EXERCISE DETAILS:
Your answer should be one number: how many lines of the data include the string "Madrid"?

[Entries from a visual dataset]
>>>

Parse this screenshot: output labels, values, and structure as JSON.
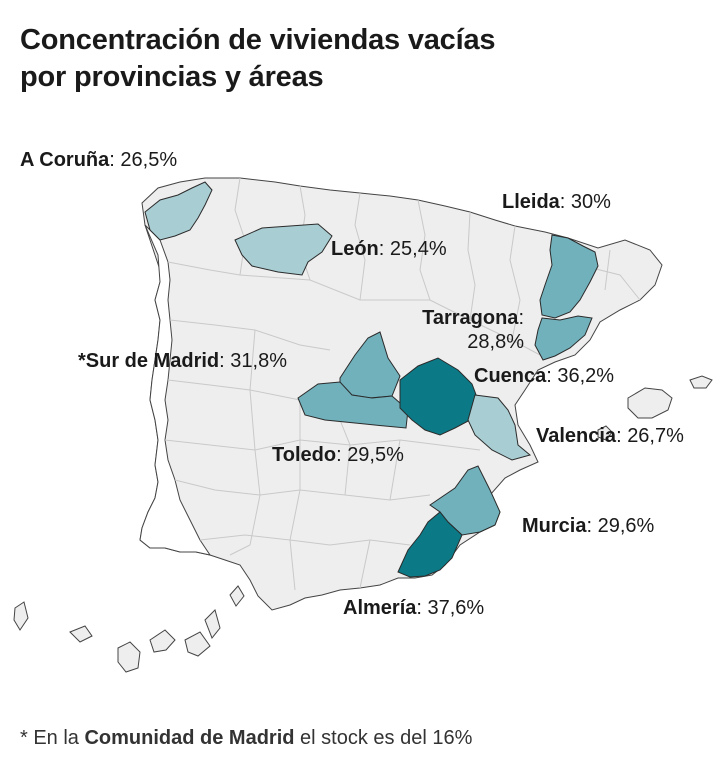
{
  "title": {
    "line1": "Concentración de viviendas vacías",
    "line2": "por provincias y áreas"
  },
  "colors": {
    "base": "#eeeeee",
    "border": "#c9c9c9",
    "coast": "#444444",
    "light": "#a8cdd3",
    "medium": "#70b1bc",
    "dark": "#0b7a86"
  },
  "areas": [
    {
      "name": "A Coruña",
      "sep": ":",
      "value": "26,5%"
    },
    {
      "name": "Lleida",
      "sep": ":",
      "value": "30%"
    },
    {
      "name": "León",
      "sep": ":",
      "value": "25,4%"
    },
    {
      "name": "Tarragona",
      "sep": ":",
      "value": "28,8%"
    },
    {
      "name": "*Sur de Madrid",
      "sep": ":",
      "value": "31,8%"
    },
    {
      "name": "Cuenca",
      "sep": ":",
      "value": "36,2%"
    },
    {
      "name": "Valencia",
      "sep": ":",
      "value": "26,7%"
    },
    {
      "name": "Toledo",
      "sep": ":",
      "value": "29,5%"
    },
    {
      "name": "Murcia",
      "sep": ":",
      "value": "29,6%"
    },
    {
      "name": "Almería",
      "sep": ":",
      "value": "37,6%"
    }
  ],
  "footnote": {
    "prefix": "* En la ",
    "bold": "Comunidad de Madrid",
    "suffix": " el stock es del 16%"
  }
}
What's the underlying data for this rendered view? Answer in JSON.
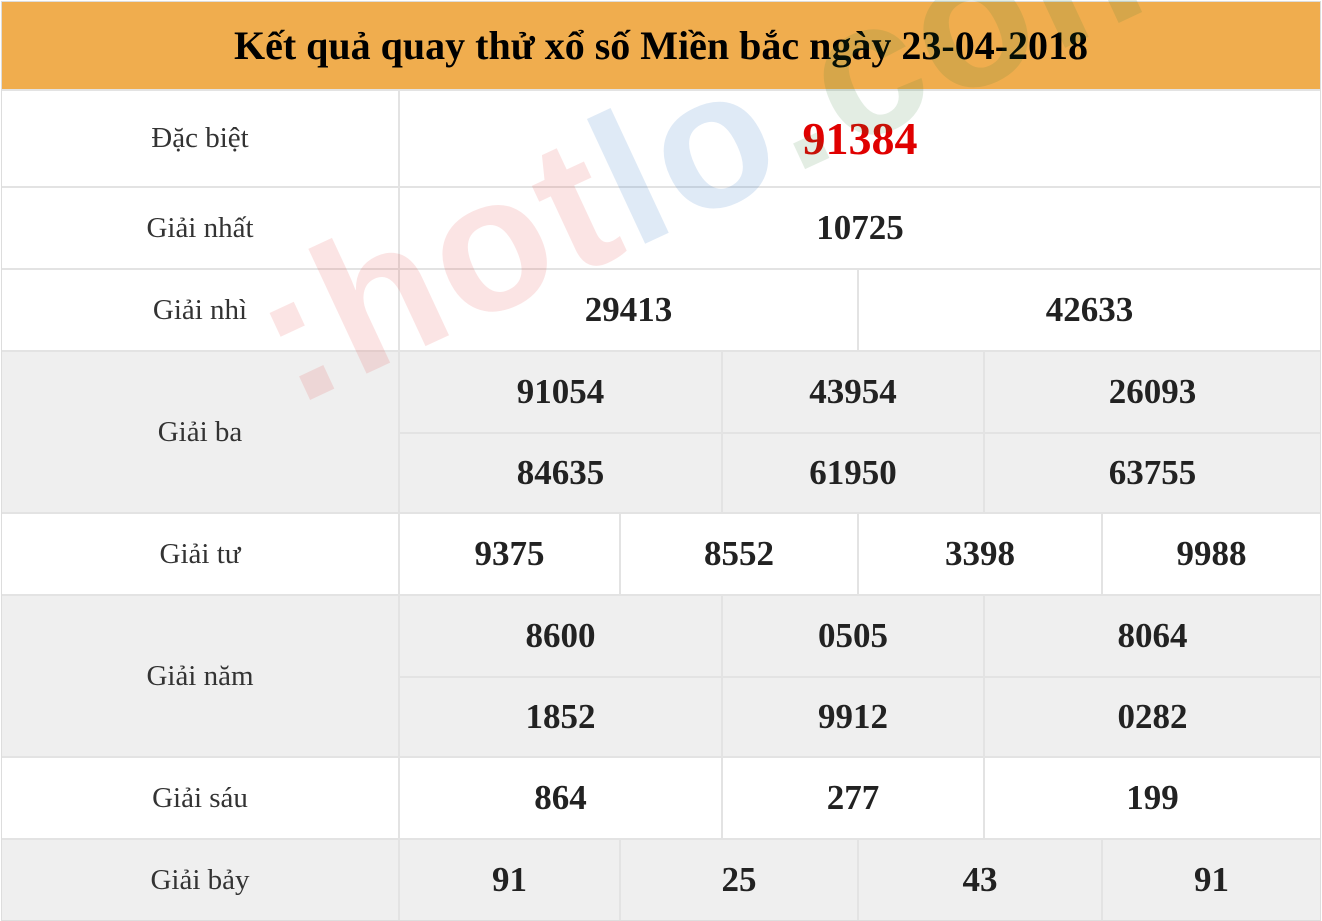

<<<

FINISHED EXERCISE:
2